- INSTRUCTION
Your task is to copy every line of the entries that contains "triangle".
#### INFORMATION PROVIDED ####
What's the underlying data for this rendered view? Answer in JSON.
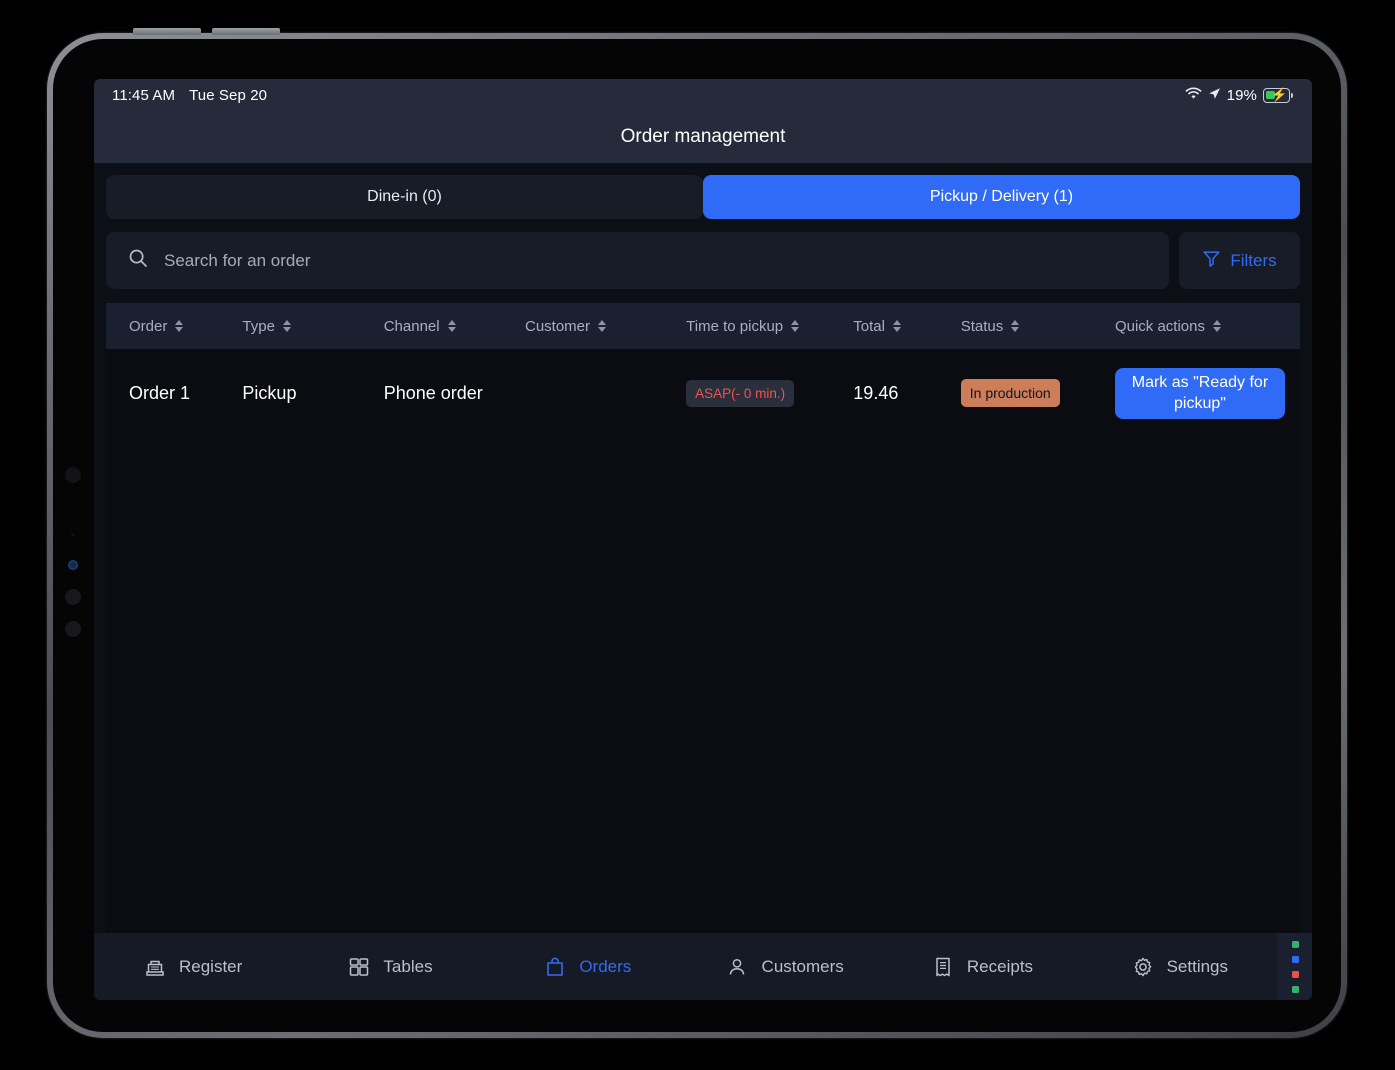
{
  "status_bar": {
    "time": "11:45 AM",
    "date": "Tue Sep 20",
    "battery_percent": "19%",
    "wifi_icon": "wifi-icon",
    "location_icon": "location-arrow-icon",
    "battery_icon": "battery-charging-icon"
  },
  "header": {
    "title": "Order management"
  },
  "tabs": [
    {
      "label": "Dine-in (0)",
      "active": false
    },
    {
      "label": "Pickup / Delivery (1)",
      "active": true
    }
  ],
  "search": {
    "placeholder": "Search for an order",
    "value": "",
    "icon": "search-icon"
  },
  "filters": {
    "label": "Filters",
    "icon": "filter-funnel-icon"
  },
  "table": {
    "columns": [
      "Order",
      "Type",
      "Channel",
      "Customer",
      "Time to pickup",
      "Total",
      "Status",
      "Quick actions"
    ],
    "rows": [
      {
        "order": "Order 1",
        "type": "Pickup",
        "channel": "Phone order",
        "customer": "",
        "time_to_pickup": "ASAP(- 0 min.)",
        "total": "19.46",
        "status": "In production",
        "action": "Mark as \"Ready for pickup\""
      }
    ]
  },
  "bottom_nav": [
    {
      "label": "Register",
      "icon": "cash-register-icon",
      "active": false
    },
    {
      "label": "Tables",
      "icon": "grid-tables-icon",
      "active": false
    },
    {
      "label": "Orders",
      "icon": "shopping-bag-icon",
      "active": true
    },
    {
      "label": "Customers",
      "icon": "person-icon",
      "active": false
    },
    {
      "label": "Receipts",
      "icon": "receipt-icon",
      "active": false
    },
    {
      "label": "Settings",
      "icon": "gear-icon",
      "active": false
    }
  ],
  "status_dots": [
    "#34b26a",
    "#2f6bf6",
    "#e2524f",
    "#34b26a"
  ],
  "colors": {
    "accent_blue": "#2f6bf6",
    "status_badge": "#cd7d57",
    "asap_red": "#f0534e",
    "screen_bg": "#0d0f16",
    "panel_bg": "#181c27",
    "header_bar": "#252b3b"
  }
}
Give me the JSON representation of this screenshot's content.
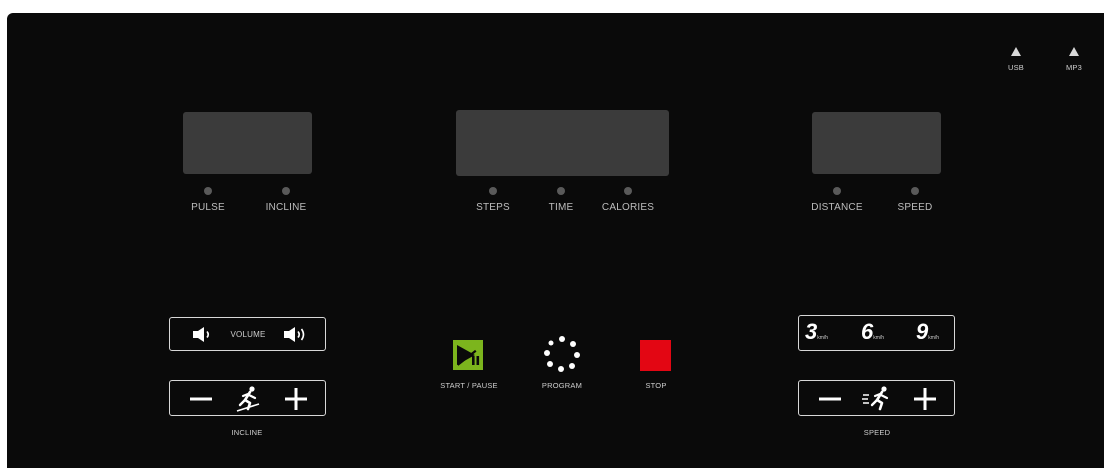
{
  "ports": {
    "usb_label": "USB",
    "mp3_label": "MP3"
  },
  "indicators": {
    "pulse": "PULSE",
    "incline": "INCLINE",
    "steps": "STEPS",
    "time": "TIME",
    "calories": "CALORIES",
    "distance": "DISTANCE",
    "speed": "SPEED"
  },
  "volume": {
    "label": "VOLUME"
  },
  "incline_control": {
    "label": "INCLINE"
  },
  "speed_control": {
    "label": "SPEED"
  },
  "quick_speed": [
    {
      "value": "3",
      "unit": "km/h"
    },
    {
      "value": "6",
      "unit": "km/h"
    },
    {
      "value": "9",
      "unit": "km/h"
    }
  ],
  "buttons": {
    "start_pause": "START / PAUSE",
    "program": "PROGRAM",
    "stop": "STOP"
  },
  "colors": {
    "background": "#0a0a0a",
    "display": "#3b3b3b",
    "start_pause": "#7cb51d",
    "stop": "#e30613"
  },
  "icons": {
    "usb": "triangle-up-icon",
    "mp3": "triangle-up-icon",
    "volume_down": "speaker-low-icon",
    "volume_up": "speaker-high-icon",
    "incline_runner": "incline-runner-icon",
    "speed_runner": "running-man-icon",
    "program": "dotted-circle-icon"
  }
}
####
#### INFORMATION PROVIDED ####
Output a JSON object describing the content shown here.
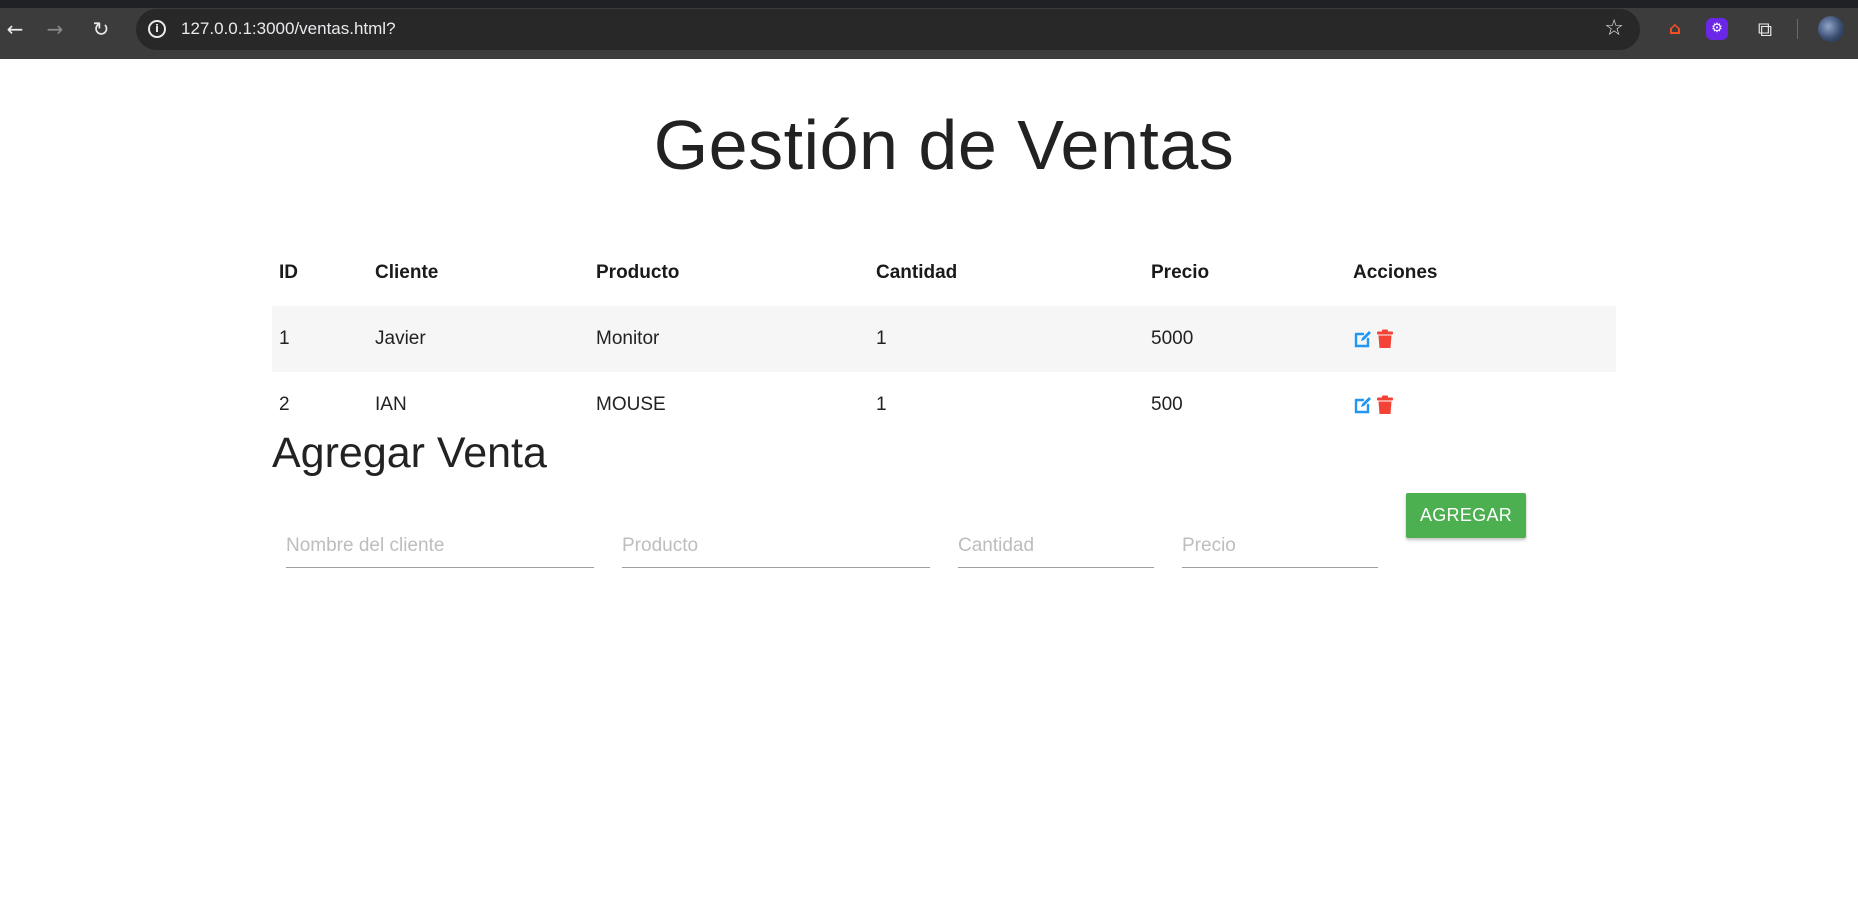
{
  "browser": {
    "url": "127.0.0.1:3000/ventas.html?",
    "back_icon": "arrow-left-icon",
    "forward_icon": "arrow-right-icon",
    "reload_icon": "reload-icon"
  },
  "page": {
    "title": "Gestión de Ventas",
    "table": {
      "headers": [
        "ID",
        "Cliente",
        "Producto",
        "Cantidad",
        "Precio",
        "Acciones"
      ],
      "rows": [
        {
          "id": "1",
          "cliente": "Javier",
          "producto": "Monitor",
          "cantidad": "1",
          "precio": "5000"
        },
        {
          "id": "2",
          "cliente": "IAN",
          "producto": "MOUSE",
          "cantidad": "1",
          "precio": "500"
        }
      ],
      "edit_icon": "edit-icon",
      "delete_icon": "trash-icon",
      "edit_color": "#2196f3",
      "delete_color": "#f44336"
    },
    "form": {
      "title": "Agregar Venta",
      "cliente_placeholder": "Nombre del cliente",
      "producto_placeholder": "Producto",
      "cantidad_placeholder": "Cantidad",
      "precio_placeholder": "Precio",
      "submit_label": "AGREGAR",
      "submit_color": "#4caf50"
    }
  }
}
####
- EXPECTED ANSWER
    "usb": "triangle-up-icon",
    "mp3": "triangle-up-icon",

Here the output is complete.